** START OF Supplied records **

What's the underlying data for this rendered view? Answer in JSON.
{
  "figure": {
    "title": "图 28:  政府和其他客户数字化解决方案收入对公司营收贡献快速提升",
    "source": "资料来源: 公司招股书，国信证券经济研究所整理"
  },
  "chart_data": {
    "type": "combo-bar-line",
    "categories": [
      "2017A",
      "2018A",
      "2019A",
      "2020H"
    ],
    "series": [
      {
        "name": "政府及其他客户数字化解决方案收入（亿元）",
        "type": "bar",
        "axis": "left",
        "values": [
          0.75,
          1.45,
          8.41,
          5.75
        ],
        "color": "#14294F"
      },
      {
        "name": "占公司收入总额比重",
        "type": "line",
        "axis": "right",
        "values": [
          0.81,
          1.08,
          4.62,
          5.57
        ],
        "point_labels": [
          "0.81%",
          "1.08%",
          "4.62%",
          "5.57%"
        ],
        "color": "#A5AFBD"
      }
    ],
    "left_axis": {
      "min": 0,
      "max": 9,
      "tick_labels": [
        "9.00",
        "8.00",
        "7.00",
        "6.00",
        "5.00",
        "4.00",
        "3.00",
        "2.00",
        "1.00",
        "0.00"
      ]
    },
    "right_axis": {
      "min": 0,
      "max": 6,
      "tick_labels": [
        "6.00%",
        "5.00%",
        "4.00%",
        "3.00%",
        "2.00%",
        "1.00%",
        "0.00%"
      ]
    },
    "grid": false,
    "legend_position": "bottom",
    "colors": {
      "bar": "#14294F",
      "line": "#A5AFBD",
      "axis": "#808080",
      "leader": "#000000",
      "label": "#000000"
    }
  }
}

** END OF Supplied records **

• Written problem:
Reproduce all data above, unchanged.

• Worked solution:
What's the underlying data for this rendered view? Answer in JSON.
{
  "figure": {
    "title": "图 28:  政府和其他客户数字化解决方案收入对公司营收贡献快速提升",
    "source": "资料来源: 公司招股书，国信证券经济研究所整理"
  },
  "chart_data": {
    "type": "combo-bar-line",
    "categories": [
      "2017A",
      "2018A",
      "2019A",
      "2020H"
    ],
    "series": [
      {
        "name": "政府及其他客户数字化解决方案收入（亿元）",
        "type": "bar",
        "axis": "left",
        "values": [
          0.75,
          1.45,
          8.41,
          5.75
        ],
        "color": "#14294F"
      },
      {
        "name": "占公司收入总额比重",
        "type": "line",
        "axis": "right",
        "values": [
          0.81,
          1.08,
          4.62,
          5.57
        ],
        "point_labels": [
          "0.81%",
          "1.08%",
          "4.62%",
          "5.57%"
        ],
        "color": "#A5AFBD"
      }
    ],
    "left_axis": {
      "min": 0,
      "max": 9,
      "tick_labels": [
        "9.00",
        "8.00",
        "7.00",
        "6.00",
        "5.00",
        "4.00",
        "3.00",
        "2.00",
        "1.00",
        "0.00"
      ]
    },
    "right_axis": {
      "min": 0,
      "max": 6,
      "tick_labels": [
        "6.00%",
        "5.00%",
        "4.00%",
        "3.00%",
        "2.00%",
        "1.00%",
        "0.00%"
      ]
    },
    "grid": false,
    "legend_position": "bottom",
    "colors": {
      "bar": "#14294F",
      "line": "#A5AFBD",
      "axis": "#808080",
      "leader": "#000000",
      "label": "#000000"
    }
  }
}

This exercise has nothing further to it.